(Recorded data)
========================================

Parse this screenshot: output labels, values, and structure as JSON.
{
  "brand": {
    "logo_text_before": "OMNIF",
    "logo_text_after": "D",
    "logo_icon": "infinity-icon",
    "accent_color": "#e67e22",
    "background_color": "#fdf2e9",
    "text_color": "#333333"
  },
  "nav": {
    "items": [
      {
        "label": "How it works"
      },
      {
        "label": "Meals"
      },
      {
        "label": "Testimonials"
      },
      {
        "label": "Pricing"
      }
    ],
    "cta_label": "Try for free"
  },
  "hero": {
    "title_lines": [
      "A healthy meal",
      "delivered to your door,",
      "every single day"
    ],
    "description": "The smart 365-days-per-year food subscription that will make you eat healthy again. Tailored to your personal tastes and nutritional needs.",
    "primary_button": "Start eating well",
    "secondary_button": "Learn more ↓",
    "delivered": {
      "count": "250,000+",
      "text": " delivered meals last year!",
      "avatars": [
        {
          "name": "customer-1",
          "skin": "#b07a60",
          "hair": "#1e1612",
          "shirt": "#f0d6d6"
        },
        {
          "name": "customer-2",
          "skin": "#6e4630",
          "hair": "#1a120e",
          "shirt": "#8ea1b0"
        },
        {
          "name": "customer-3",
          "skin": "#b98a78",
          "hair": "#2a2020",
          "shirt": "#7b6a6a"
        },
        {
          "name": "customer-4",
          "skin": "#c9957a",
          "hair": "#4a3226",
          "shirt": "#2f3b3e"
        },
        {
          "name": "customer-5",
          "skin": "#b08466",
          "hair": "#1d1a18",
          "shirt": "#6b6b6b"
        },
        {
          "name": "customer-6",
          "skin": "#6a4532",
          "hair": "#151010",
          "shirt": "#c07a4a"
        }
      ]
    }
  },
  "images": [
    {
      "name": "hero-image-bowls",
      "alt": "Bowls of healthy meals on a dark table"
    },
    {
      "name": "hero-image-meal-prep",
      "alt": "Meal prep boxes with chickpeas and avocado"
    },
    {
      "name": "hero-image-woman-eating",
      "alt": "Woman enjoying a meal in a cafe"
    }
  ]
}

========================================

[TASK TO COMPLETE]:
Hand back the material above in full, exactly as written.

[ANSWER]:
Parse this screenshot: output labels, values, and structure as JSON.
{
  "brand": {
    "logo_text_before": "OMNIF",
    "logo_text_after": "D",
    "logo_icon": "infinity-icon",
    "accent_color": "#e67e22",
    "background_color": "#fdf2e9",
    "text_color": "#333333"
  },
  "nav": {
    "items": [
      {
        "label": "How it works"
      },
      {
        "label": "Meals"
      },
      {
        "label": "Testimonials"
      },
      {
        "label": "Pricing"
      }
    ],
    "cta_label": "Try for free"
  },
  "hero": {
    "title_lines": [
      "A healthy meal",
      "delivered to your door,",
      "every single day"
    ],
    "description": "The smart 365-days-per-year food subscription that will make you eat healthy again. Tailored to your personal tastes and nutritional needs.",
    "primary_button": "Start eating well",
    "secondary_button": "Learn more ↓",
    "delivered": {
      "count": "250,000+",
      "text": " delivered meals last year!",
      "avatars": [
        {
          "name": "customer-1",
          "skin": "#b07a60",
          "hair": "#1e1612",
          "shirt": "#f0d6d6"
        },
        {
          "name": "customer-2",
          "skin": "#6e4630",
          "hair": "#1a120e",
          "shirt": "#8ea1b0"
        },
        {
          "name": "customer-3",
          "skin": "#b98a78",
          "hair": "#2a2020",
          "shirt": "#7b6a6a"
        },
        {
          "name": "customer-4",
          "skin": "#c9957a",
          "hair": "#4a3226",
          "shirt": "#2f3b3e"
        },
        {
          "name": "customer-5",
          "skin": "#b08466",
          "hair": "#1d1a18",
          "shirt": "#6b6b6b"
        },
        {
          "name": "customer-6",
          "skin": "#6a4532",
          "hair": "#151010",
          "shirt": "#c07a4a"
        }
      ]
    }
  },
  "images": [
    {
      "name": "hero-image-bowls",
      "alt": "Bowls of healthy meals on a dark table"
    },
    {
      "name": "hero-image-meal-prep",
      "alt": "Meal prep boxes with chickpeas and avocado"
    },
    {
      "name": "hero-image-woman-eating",
      "alt": "Woman enjoying a meal in a cafe"
    }
  ]
}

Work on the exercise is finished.